Problem: In the listing below, pick out lines with "美式键盘".

Information provided:
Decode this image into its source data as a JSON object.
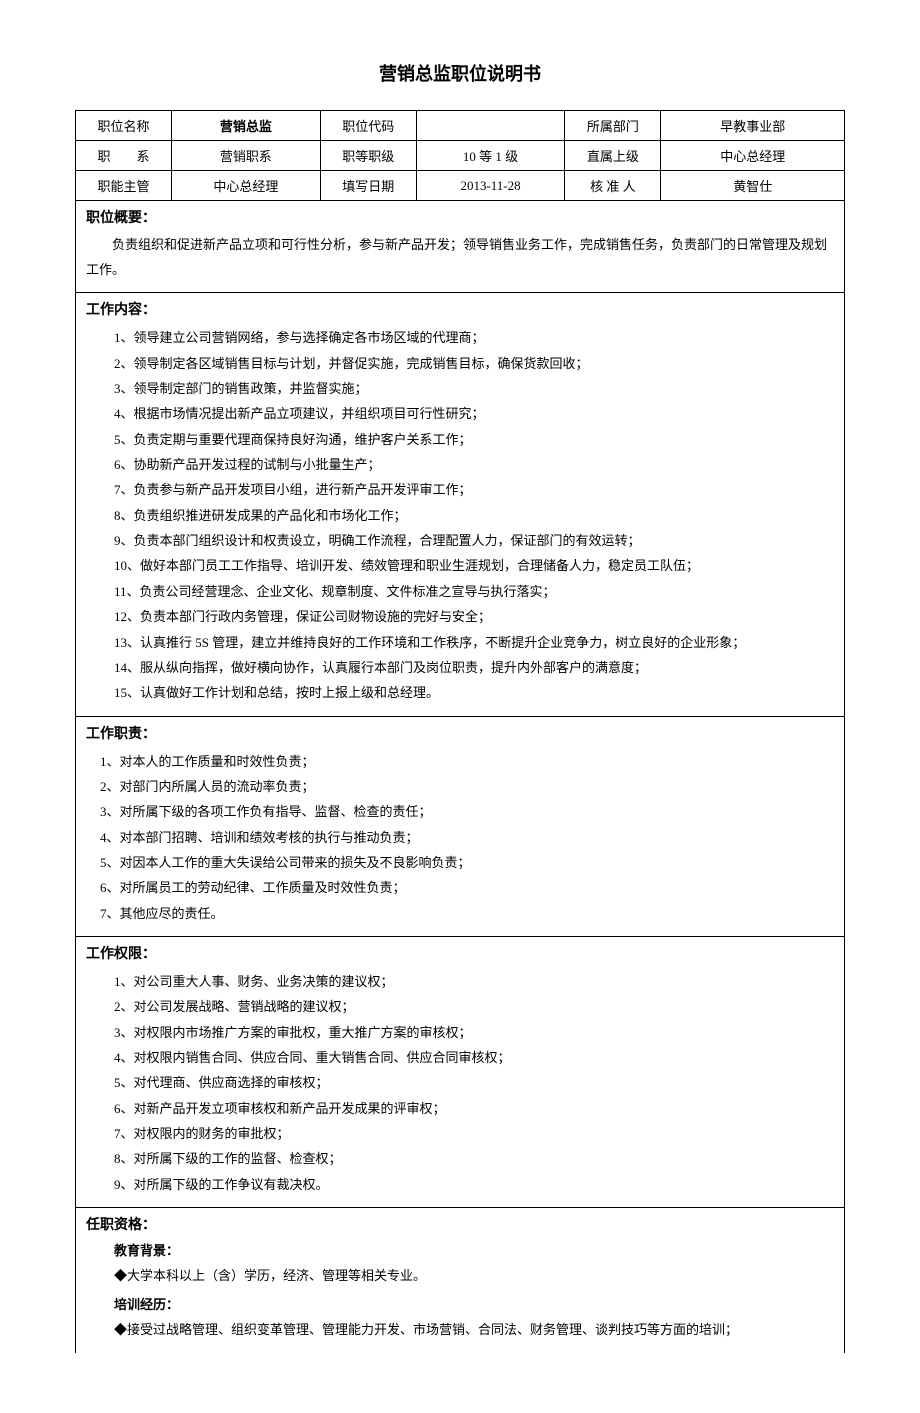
{
  "title": "营销总监职位说明书",
  "header": {
    "row1": {
      "label1": "职位名称",
      "value1": "营销总监",
      "label2": "职位代码",
      "value2": "",
      "label3": "所属部门",
      "value3": "早教事业部"
    },
    "row2": {
      "label1": "职　　系",
      "value1": "营销职系",
      "label2": "职等职级",
      "value2": "10 等 1 级",
      "label3": "直属上级",
      "value3": "中心总经理"
    },
    "row3": {
      "label1": "职能主管",
      "value1": "中心总经理",
      "label2": "填写日期",
      "value2": "2013-11-28",
      "label3": "核 准 人",
      "value3": "黄智仕"
    }
  },
  "overview": {
    "title": "职位概要：",
    "text": "负责组织和促进新产品立项和可行性分析，参与新产品开发；领导销售业务工作，完成销售任务，负责部门的日常管理及规划工作。"
  },
  "workContent": {
    "title": "工作内容：",
    "items": [
      "1、领导建立公司营销网络，参与选择确定各市场区域的代理商；",
      "2、领导制定各区域销售目标与计划，并督促实施，完成销售目标，确保货款回收；",
      "3、领导制定部门的销售政策，并监督实施；",
      "4、根据市场情况提出新产品立项建议，并组织项目可行性研究；",
      "5、负责定期与重要代理商保持良好沟通，维护客户关系工作；",
      "6、协助新产品开发过程的试制与小批量生产；",
      "7、负责参与新产品开发项目小组，进行新产品开发评审工作；",
      "8、负责组织推进研发成果的产品化和市场化工作；",
      "9、负责本部门组织设计和权责设立，明确工作流程，合理配置人力，保证部门的有效运转；",
      "10、做好本部门员工工作指导、培训开发、绩效管理和职业生涯规划，合理储备人力，稳定员工队伍；",
      "11、负责公司经营理念、企业文化、规章制度、文件标准之宣导与执行落实；",
      "12、负责本部门行政内务管理，保证公司财物设施的完好与安全；",
      "13、认真推行 5S 管理，建立并维持良好的工作环境和工作秩序，不断提升企业竞争力，树立良好的企业形象；",
      "14、服从纵向指挥，做好横向协作，认真履行本部门及岗位职责，提升内外部客户的满意度；",
      "15、认真做好工作计划和总结，按时上报上级和总经理。"
    ]
  },
  "duties": {
    "title": "工作职责：",
    "items": [
      "1、对本人的工作质量和时效性负责；",
      "2、对部门内所属人员的流动率负责；",
      "3、对所属下级的各项工作负有指导、监督、检查的责任；",
      "4、对本部门招聘、培训和绩效考核的执行与推动负责；",
      "5、对因本人工作的重大失误给公司带来的损失及不良影响负责；",
      "6、对所属员工的劳动纪律、工作质量及时效性负责；",
      "7、其他应尽的责任。"
    ]
  },
  "authority": {
    "title": "工作权限：",
    "items": [
      "1、对公司重大人事、财务、业务决策的建议权；",
      "2、对公司发展战略、营销战略的建议权；",
      "3、对权限内市场推广方案的审批权，重大推广方案的审核权；",
      "4、对权限内销售合同、供应合同、重大销售合同、供应合同审核权；",
      "5、对代理商、供应商选择的审核权；",
      "6、对新产品开发立项审核权和新产品开发成果的评审权；",
      "7、对权限内的财务的审批权；",
      "8、对所属下级的工作的监督、检查权；",
      "9、对所属下级的工作争议有裁决权。"
    ]
  },
  "qualifications": {
    "title": "任职资格：",
    "education": {
      "title": "教育背景：",
      "text": "◆大学本科以上（含）学历，经济、管理等相关专业。"
    },
    "training": {
      "title": "培训经历：",
      "text": "◆接受过战略管理、组织变革管理、管理能力开发、市场营销、合同法、财务管理、谈判技巧等方面的培训；"
    }
  }
}
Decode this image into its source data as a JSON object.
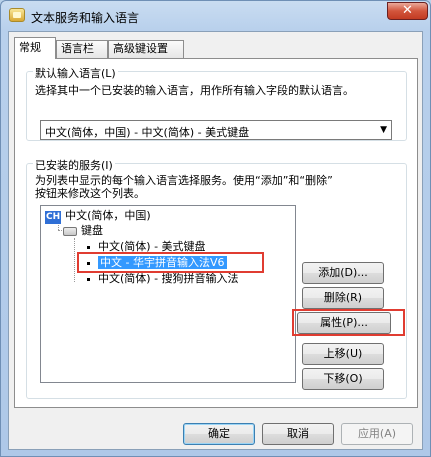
{
  "window": {
    "title": "文本服务和输入语言",
    "close_label": "✕"
  },
  "tabs": [
    {
      "label": "常规",
      "active": true
    },
    {
      "label": "语言栏",
      "active": false
    },
    {
      "label": "高级键设置",
      "active": false
    }
  ],
  "default_language": {
    "group_title": "默认输入语言(L)",
    "description": "选择其中一个已安装的输入语言，用作所有输入字段的默认语言。",
    "selected": "中文(简体，中国) - 中文(简体) - 美式键盘"
  },
  "installed_services": {
    "group_title": "已安装的服务(I)",
    "description_line1": "为列表中显示的每个输入语言选择服务。使用“添加”和“删除”",
    "description_line2": "按钮来修改这个列表。",
    "tree": {
      "language_badge": "CH",
      "language": "中文(简体，中国)",
      "category": "键盘",
      "items": [
        {
          "label": "中文(简体) - 美式键盘",
          "selected": false
        },
        {
          "label": "中文 - 华宇拼音输入法V6",
          "selected": true
        },
        {
          "label": "中文(简体) - 搜狗拼音输入法",
          "selected": false
        }
      ]
    },
    "buttons": {
      "add": "添加(D)...",
      "remove": "删除(R)",
      "properties": "属性(P)...",
      "move_up": "上移(U)",
      "move_down": "下移(O)"
    }
  },
  "footer": {
    "ok": "确定",
    "cancel": "取消",
    "apply": "应用(A)"
  },
  "colors": {
    "highlight": "#e03c31",
    "selection": "#3399ff"
  }
}
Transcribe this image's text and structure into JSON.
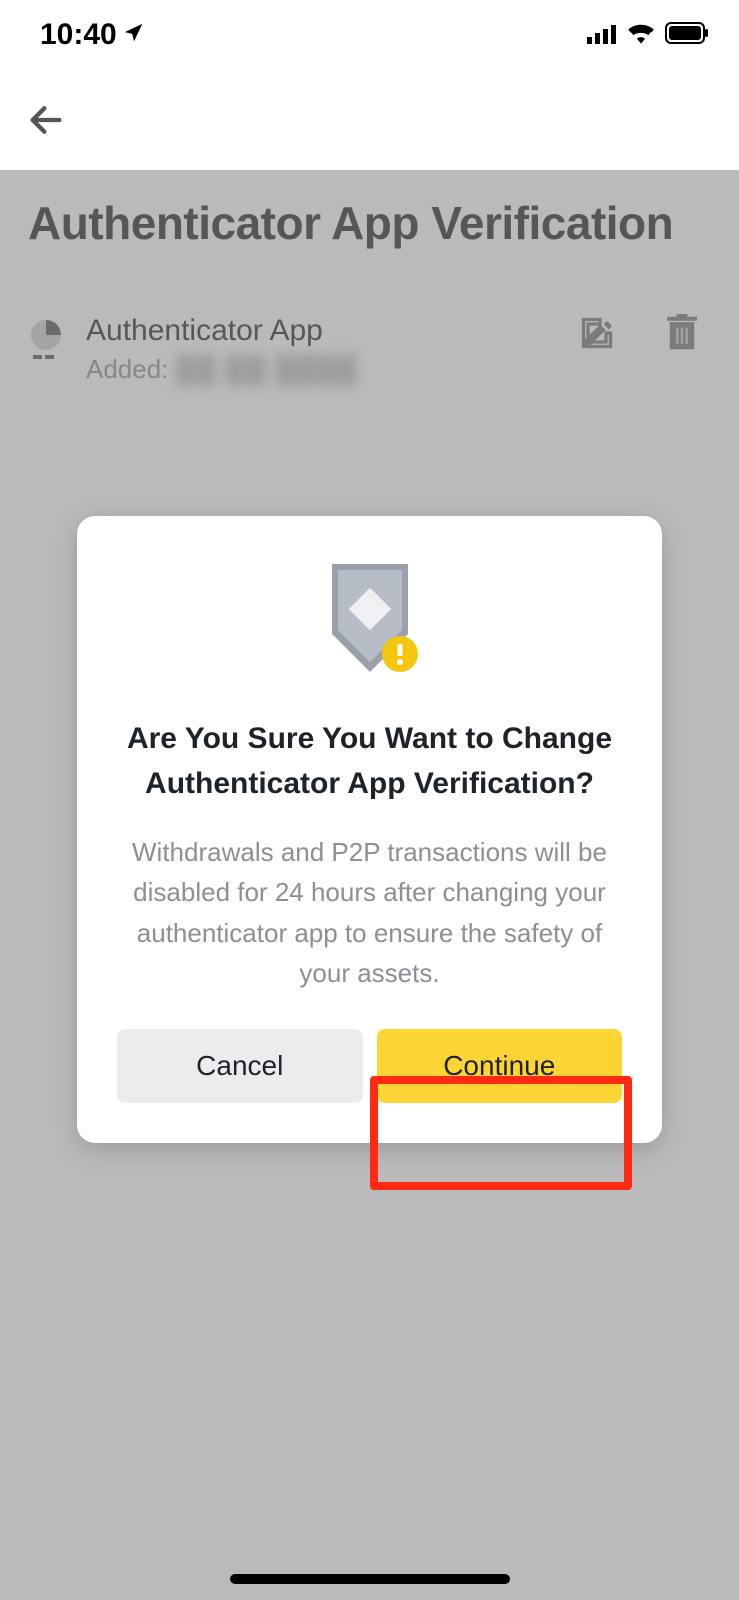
{
  "statusbar": {
    "time": "10:40"
  },
  "page": {
    "title": "Authenticator App Verification",
    "item": {
      "title": "Authenticator App",
      "added_label": "Added:",
      "added_value": "██ ██ ████"
    }
  },
  "modal": {
    "title": "Are You Sure You Want to Change Authenticator App Verification?",
    "body": "Withdrawals and P2P transactions will be disabled for 24 hours after changing your authenticator app to ensure the safety of your assets.",
    "cancel": "Cancel",
    "continue": "Continue"
  }
}
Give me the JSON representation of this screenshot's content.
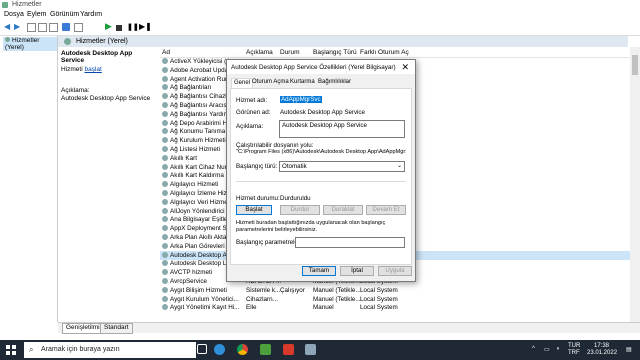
{
  "window": {
    "title": "Hizmetler"
  },
  "menu": [
    "Dosya",
    "Eylem",
    "Görünüm",
    "Yardım"
  ],
  "tree": {
    "root": "Hizmetler (Yerel)"
  },
  "panel": {
    "header": "Hizmetler (Yerel)",
    "selected_name": "Autodesk Desktop App Service",
    "start_prefix": "Hizmeti ",
    "start_link": "başlat",
    "desc_label": "Açıklama:",
    "desc_value": "Autodesk Desktop App Service"
  },
  "columns": [
    "Ad",
    "Açıklama",
    "Durum",
    "Başlangıç Türü",
    "Farklı Oturum Aç"
  ],
  "rows": [
    {
      "name": "ActiveX Yükleyicisi (Ax..."
    },
    {
      "name": "Adobe Acrobat Update..."
    },
    {
      "name": "Agent Activation Runti..."
    },
    {
      "name": "Ağ Bağlantıları"
    },
    {
      "name": "Ağ Bağlantısı Cihazları..."
    },
    {
      "name": "Ağ Bağlantısı Aracısı"
    },
    {
      "name": "Ağ Bağlantısı Yardımcı..."
    },
    {
      "name": "Ağ Depo Arabirimi Hiz..."
    },
    {
      "name": "Ağ Konumu Tanıma"
    },
    {
      "name": "Ağ Kurulum Hizmeti"
    },
    {
      "name": "Ağ Listesi Hizmeti"
    },
    {
      "name": "Akıllı Kart"
    },
    {
      "name": "Akıllı Kart Cihaz Numa..."
    },
    {
      "name": "Akıllı Kart Kaldırma İlke..."
    },
    {
      "name": "Algılayıcı Hizmeti"
    },
    {
      "name": "Algılayıcı İzleme Hizm..."
    },
    {
      "name": "Algılayıcı Veri Hizmeti"
    },
    {
      "name": "AllJoyn Yönlendirici Hiz..."
    },
    {
      "name": "Ana Bilgisayar Eşitle_5..."
    },
    {
      "name": "AppX Deployment Servi..."
    },
    {
      "name": "Arka Plan Akıllı Aktarım..."
    },
    {
      "name": "Arka Plan Görevleri Altı..."
    },
    {
      "name": "Autodesk Desktop App..."
    },
    {
      "name": "Autodesk Desktop Lice..."
    },
    {
      "name": "AVCTP hizmeti"
    },
    {
      "name": "AvrcpService",
      "desc": "REALTEK ...",
      "status": "",
      "start": "Manuel (Tetikle...",
      "logon": "Local System"
    },
    {
      "name": "Aygıt Bilişim Hizmeti",
      "desc": "Sistemle k...",
      "status": "Çalışıyor",
      "start": "Manuel (Tetikle...",
      "logon": "Local System"
    },
    {
      "name": "Aygıt Kurulum Yönetici...",
      "desc": "Cihazlarn...",
      "status": "",
      "start": "Manuel (Tetikle...",
      "logon": "Local System"
    },
    {
      "name": "Aygıt Yönetimi Kayıt Hi...",
      "desc": "Elle",
      "status": "",
      "start": "Manuel",
      "logon": "Local System"
    }
  ],
  "tabs": [
    "Genişletilmiş",
    "Standart"
  ],
  "dialog": {
    "title": "Autodesk Desktop App Service Özellikleri (Yerel Bilgisayar)",
    "close": "✕",
    "tabs": [
      "Genel",
      "Oturum Açma",
      "Kurtarma",
      "Bağımlılıklar"
    ],
    "service_name_label": "Hizmet adı:",
    "service_name": "AdAppMgrSvc",
    "display_name_label": "Görünen ad:",
    "display_name": "Autodesk Desktop App Service",
    "desc_label": "Açıklama:",
    "desc": "Autodesk Desktop App Service",
    "path_label": "Çalıştırılabilir dosyanın yolu:",
    "path": "\"C:\\Program Files (x86)\\Autodesk\\Autodesk Desktop App\\AdAppMgrSvc.e",
    "startup_label": "Başlangıç türü:",
    "startup": "Otomatik",
    "status_label": "Hizmet durumu:",
    "status": "Durduruldu",
    "btn_start": "Başlat",
    "btn_stop": "Durdur",
    "btn_pause": "Duraklat",
    "btn_resume": "Devam Et",
    "hint": "Hizmeti buradan başlattığınızda uygulanacak olan başlangıç parametrelerini belirleyebilirsiniz.",
    "params_label": "Başlangıç parametreleri:",
    "ok": "Tamam",
    "cancel": "İptal",
    "apply": "Uygula"
  },
  "taskbar": {
    "search": "Aramak için buraya yazın",
    "lang": "TUR",
    "lang2": "TRF",
    "time": "17:38",
    "date": "23.01.2022"
  }
}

Solution for this exercise:
    "selected": "中文(简体，中国) - 中文(简体) - 美式键盘"
          "label": "中文(简体) - 美式键盘",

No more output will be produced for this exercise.